--- start of INPUT RECORDS ---
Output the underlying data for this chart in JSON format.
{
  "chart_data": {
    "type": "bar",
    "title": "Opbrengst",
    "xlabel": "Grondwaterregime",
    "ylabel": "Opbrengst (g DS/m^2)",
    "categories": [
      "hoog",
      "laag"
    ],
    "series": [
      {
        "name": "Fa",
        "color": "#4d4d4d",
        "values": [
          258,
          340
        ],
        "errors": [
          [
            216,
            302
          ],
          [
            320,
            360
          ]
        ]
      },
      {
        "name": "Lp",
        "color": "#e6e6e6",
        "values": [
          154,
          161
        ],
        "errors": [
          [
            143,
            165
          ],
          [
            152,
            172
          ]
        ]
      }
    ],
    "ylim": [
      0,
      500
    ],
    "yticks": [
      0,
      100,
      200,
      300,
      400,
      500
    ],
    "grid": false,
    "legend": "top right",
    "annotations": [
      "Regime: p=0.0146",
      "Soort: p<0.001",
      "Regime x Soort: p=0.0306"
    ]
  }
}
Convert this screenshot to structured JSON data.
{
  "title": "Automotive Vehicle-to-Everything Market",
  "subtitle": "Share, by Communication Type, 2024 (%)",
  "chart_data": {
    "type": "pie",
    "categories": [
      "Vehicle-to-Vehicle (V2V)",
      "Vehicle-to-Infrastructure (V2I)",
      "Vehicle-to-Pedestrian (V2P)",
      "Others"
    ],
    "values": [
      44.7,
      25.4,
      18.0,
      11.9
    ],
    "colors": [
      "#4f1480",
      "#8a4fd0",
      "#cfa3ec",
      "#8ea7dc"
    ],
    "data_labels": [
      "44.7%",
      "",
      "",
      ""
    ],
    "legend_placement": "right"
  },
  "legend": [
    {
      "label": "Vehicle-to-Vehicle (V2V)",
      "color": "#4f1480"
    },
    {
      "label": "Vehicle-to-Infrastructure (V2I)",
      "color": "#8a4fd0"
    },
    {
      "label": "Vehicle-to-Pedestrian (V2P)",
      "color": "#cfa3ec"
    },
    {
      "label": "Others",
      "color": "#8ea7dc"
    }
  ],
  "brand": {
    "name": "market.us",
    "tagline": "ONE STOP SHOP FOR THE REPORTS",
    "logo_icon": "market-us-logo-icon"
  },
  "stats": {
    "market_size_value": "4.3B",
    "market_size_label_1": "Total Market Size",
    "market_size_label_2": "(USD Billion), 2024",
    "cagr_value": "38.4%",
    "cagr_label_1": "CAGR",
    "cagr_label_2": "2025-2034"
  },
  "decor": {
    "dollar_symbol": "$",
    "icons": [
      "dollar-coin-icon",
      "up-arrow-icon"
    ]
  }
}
--- end of INPUT RECORDS ---
_SHORT TASK:_ Type out the full listing again, exactly as given.

_EXERCISE ANSWER:_
Output the underlying data for this chart in JSON format.
{
  "chart_data": {
    "type": "bar",
    "title": "Opbrengst",
    "xlabel": "Grondwaterregime",
    "ylabel": "Opbrengst (g DS/m^2)",
    "categories": [
      "hoog",
      "laag"
    ],
    "series": [
      {
        "name": "Fa",
        "color": "#4d4d4d",
        "values": [
          258,
          340
        ],
        "errors": [
          [
            216,
            302
          ],
          [
            320,
            360
          ]
        ]
      },
      {
        "name": "Lp",
        "color": "#e6e6e6",
        "values": [
          154,
          161
        ],
        "errors": [
          [
            143,
            165
          ],
          [
            152,
            172
          ]
        ]
      }
    ],
    "ylim": [
      0,
      500
    ],
    "yticks": [
      0,
      100,
      200,
      300,
      400,
      500
    ],
    "grid": false,
    "legend": "top right",
    "annotations": [
      "Regime: p=0.0146",
      "Soort: p<0.001",
      "Regime x Soort: p=0.0306"
    ]
  }
}
Convert this screenshot to structured JSON data.
{
  "title": "Automotive Vehicle-to-Everything Market",
  "subtitle": "Share, by Communication Type, 2024 (%)",
  "chart_data": {
    "type": "pie",
    "categories": [
      "Vehicle-to-Vehicle (V2V)",
      "Vehicle-to-Infrastructure (V2I)",
      "Vehicle-to-Pedestrian (V2P)",
      "Others"
    ],
    "values": [
      44.7,
      25.4,
      18.0,
      11.9
    ],
    "colors": [
      "#4f1480",
      "#8a4fd0",
      "#cfa3ec",
      "#8ea7dc"
    ],
    "data_labels": [
      "44.7%",
      "",
      "",
      ""
    ],
    "legend_placement": "right"
  },
  "legend": [
    {
      "label": "Vehicle-to-Vehicle (V2V)",
      "color": "#4f1480"
    },
    {
      "label": "Vehicle-to-Infrastructure (V2I)",
      "color": "#8a4fd0"
    },
    {
      "label": "Vehicle-to-Pedestrian (V2P)",
      "color": "#cfa3ec"
    },
    {
      "label": "Others",
      "color": "#8ea7dc"
    }
  ],
  "brand": {
    "name": "market.us",
    "tagline": "ONE STOP SHOP FOR THE REPORTS",
    "logo_icon": "market-us-logo-icon"
  },
  "stats": {
    "market_size_value": "4.3B",
    "market_size_label_1": "Total Market Size",
    "market_size_label_2": "(USD Billion), 2024",
    "cagr_value": "38.4%",
    "cagr_label_1": "CAGR",
    "cagr_label_2": "2025-2034"
  },
  "decor": {
    "dollar_symbol": "$",
    "icons": [
      "dollar-coin-icon",
      "up-arrow-icon"
    ]
  }
}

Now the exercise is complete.